_WHAT THE TASK ASKS_
Transcribe the material in full. Nothing should differ except that the pictures are left out.

_WORKING DATA_
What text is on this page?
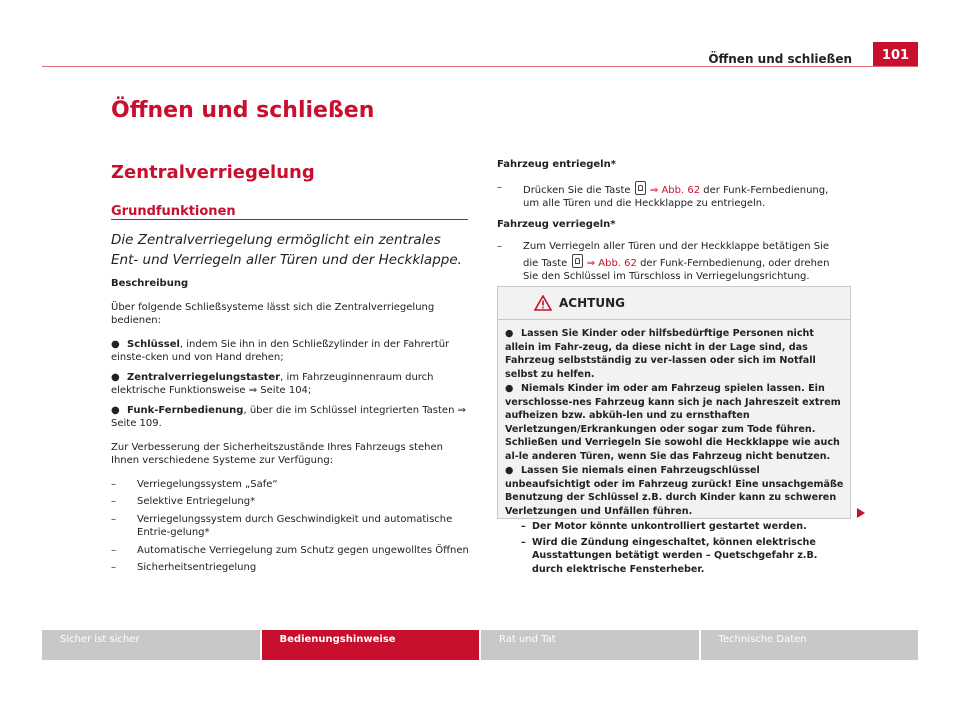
Öffnen und schließen	101
Öffnen und schließen
Zentralverriegelung
Grundfunktionen

Die Zentralverriegelung ermöglicht ein zentrales Ent- und Verriegeln aller Türen und der Heckklappe.

Beschreibung

Über folgende Schließsysteme lässt sich die Zentralverriegelung bedienen:

● Schlüssel, indem Sie ihn in den Schließzylinder in der Fahrertür einste-cken und von Hand drehen;

● Zentralverriegelungstaster, im Fahrzeuginnenraum durch elektrische Funktionsweise ⇒ Seite 104;

● Funk-Fernbedienung, über die im Schlüssel integrierten Tasten ⇒ Seite 109.

Zur Verbesserung der Sicherheitszustände Ihres Fahrzeugs stehen Ihnen verschiedene Systeme zur Verfügung:

–	Verriegelungssystem „Safe“
–	Selektive Entriegelung*
–	Verriegelungssystem durch Geschwindigkeit und automatische Entrie-gelung*
–	Automatische Verriegelung zum Schutz gegen ungewolltes Öffnen
–	Sicherheitsentriegelung

Fahrzeug entriegeln*

–	Drücken Sie die Taste ⇒ Abb. 62 der Funk-Fernbedienung, um alle Türen und die Heckklappe zu entriegeln.

Fahrzeug verriegeln*

–	Zum Verriegeln aller Türen und der Heckklappe betätigen Sie die Taste ⇒ Abb. 62 der Funk-Fernbedienung, oder drehen Sie den Schlüssel im Türschloss in Verriegelungsrichtung.
ACHTUNG

● Lassen Sie Kinder oder hilfsbedürftige Personen nicht allein im Fahr-zeug, da diese nicht in der Lage sind, das Fahrzeug selbstständig zu ver-lassen oder sich im Notfall selbst zu helfen.

● Niemals Kinder im oder am Fahrzeug spielen lassen. Ein verschlosse-nes Fahrzeug kann sich je nach Jahreszeit extrem aufheizen bzw. abküh-len und zu ernsthaften Verletzungen/Erkrankungen oder sogar zum Tode führen. Schließen und Verriegeln Sie sowohl die Heckklappe wie auch al-le anderen Türen, wenn Sie das Fahrzeug nicht benutzen.

● Lassen Sie niemals einen Fahrzeugschlüssel unbeaufsichtigt oder im Fahrzeug zurück! Eine unsachgemäße Benutzung der Schlüssel z.B. durch Kinder kann zu schweren Verletzungen und Unfällen führen.

– Der Motor könnte unkontrolliert gestartet werden.
– Wird die Zündung eingeschaltet, können elektrische Ausstattungen betätigt werden – Quetschgefahr z.B. durch elektrische Fensterheber.
Sicher ist sicher	Bedienungshinweise	Rat und Tat	Technische Daten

_ANSWER BELOW_
What text is on this page?
Öffnen und schließen	101
Öffnen und schließen
Zentralverriegelung
Grundfunktionen

Die Zentralverriegelung ermöglicht ein zentrales Ent- und Verriegeln aller Türen und der Heckklappe.

Beschreibung

Über folgende Schließsysteme lässt sich die Zentralverriegelung bedienen:

● Schlüssel, indem Sie ihn in den Schließzylinder in der Fahrertür einste-cken und von Hand drehen;

● Zentralverriegelungstaster, im Fahrzeuginnenraum durch elektrische Funktionsweise ⇒ Seite 104;

● Funk-Fernbedienung, über die im Schlüssel integrierten Tasten ⇒ Seite 109.

Zur Verbesserung der Sicherheitszustände Ihres Fahrzeugs stehen Ihnen verschiedene Systeme zur Verfügung:

–	Verriegelungssystem „Safe“
–	Selektive Entriegelung*
–	Verriegelungssystem durch Geschwindigkeit und automatische Entrie-gelung*
–	Automatische Verriegelung zum Schutz gegen ungewolltes Öffnen
–	Sicherheitsentriegelung

Fahrzeug entriegeln*

–	Drücken Sie die Taste ⇒ Abb. 62 der Funk-Fernbedienung, um alle Türen und die Heckklappe zu entriegeln.

Fahrzeug verriegeln*

–	Zum Verriegeln aller Türen und der Heckklappe betätigen Sie die Taste ⇒ Abb. 62 der Funk-Fernbedienung, oder drehen Sie den Schlüssel im Türschloss in Verriegelungsrichtung.
ACHTUNG

● Lassen Sie Kinder oder hilfsbedürftige Personen nicht allein im Fahr-zeug, da diese nicht in der Lage sind, das Fahrzeug selbstständig zu ver-lassen oder sich im Notfall selbst zu helfen.

● Niemals Kinder im oder am Fahrzeug spielen lassen. Ein verschlosse-nes Fahrzeug kann sich je nach Jahreszeit extrem aufheizen bzw. abküh-len und zu ernsthaften Verletzungen/Erkrankungen oder sogar zum Tode führen. Schließen und Verriegeln Sie sowohl die Heckklappe wie auch al-le anderen Türen, wenn Sie das Fahrzeug nicht benutzen.

● Lassen Sie niemals einen Fahrzeugschlüssel unbeaufsichtigt oder im Fahrzeug zurück! Eine unsachgemäße Benutzung der Schlüssel z.B. durch Kinder kann zu schweren Verletzungen und Unfällen führen.

– Der Motor könnte unkontrolliert gestartet werden.
– Wird die Zündung eingeschaltet, können elektrische Ausstattungen betätigt werden – Quetschgefahr z.B. durch elektrische Fensterheber.
Sicher ist sicher	Bedienungshinweise	Rat und Tat	Technische Daten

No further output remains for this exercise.